* **TASK**
Give the data again, word for word.

* **EXERCISE INPUT**
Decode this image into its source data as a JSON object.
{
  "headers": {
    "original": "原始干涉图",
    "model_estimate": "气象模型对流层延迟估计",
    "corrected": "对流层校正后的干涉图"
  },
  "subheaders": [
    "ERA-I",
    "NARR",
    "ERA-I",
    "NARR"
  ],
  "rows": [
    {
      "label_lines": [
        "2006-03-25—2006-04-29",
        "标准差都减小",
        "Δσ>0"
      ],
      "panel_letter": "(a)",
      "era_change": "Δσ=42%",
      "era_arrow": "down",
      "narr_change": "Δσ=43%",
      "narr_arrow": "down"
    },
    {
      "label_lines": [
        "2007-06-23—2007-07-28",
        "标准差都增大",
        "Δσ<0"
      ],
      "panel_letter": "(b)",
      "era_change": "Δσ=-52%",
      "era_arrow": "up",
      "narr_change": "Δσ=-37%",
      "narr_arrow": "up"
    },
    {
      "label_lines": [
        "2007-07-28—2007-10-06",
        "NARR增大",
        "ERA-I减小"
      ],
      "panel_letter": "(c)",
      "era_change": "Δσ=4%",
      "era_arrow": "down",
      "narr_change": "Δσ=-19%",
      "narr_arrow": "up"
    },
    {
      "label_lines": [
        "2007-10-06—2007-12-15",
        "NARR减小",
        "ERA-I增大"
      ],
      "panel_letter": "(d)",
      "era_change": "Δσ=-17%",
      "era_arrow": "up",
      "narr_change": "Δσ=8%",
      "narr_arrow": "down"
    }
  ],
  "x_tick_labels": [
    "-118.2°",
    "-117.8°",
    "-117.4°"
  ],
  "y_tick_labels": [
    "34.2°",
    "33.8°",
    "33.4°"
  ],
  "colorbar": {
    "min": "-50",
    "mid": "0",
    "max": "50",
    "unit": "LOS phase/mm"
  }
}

* **OUTPUT FOR THIS EXERCISE**
Decode this image into its source data as a JSON object.
{
  "headers": {
    "original": "原始干涉图",
    "model_estimate": "气象模型对流层延迟估计",
    "corrected": "对流层校正后的干涉图"
  },
  "subheaders": [
    "ERA-I",
    "NARR",
    "ERA-I",
    "NARR"
  ],
  "rows": [
    {
      "label_lines": [
        "2006-03-25—2006-04-29",
        "标准差都减小",
        "Δσ>0"
      ],
      "panel_letter": "(a)",
      "era_change": "Δσ=42%",
      "era_arrow": "down",
      "narr_change": "Δσ=43%",
      "narr_arrow": "down"
    },
    {
      "label_lines": [
        "2007-06-23—2007-07-28",
        "标准差都增大",
        "Δσ<0"
      ],
      "panel_letter": "(b)",
      "era_change": "Δσ=-52%",
      "era_arrow": "up",
      "narr_change": "Δσ=-37%",
      "narr_arrow": "up"
    },
    {
      "label_lines": [
        "2007-07-28—2007-10-06",
        "NARR增大",
        "ERA-I减小"
      ],
      "panel_letter": "(c)",
      "era_change": "Δσ=4%",
      "era_arrow": "down",
      "narr_change": "Δσ=-19%",
      "narr_arrow": "up"
    },
    {
      "label_lines": [
        "2007-10-06—2007-12-15",
        "NARR减小",
        "ERA-I增大"
      ],
      "panel_letter": "(d)",
      "era_change": "Δσ=-17%",
      "era_arrow": "up",
      "narr_change": "Δσ=8%",
      "narr_arrow": "down"
    }
  ],
  "x_tick_labels": [
    "-118.2°",
    "-117.8°",
    "-117.4°"
  ],
  "y_tick_labels": [
    "34.2°",
    "33.8°",
    "33.4°"
  ],
  "colorbar": {
    "min": "-50",
    "mid": "0",
    "max": "50",
    "unit": "LOS phase/mm"
  }
}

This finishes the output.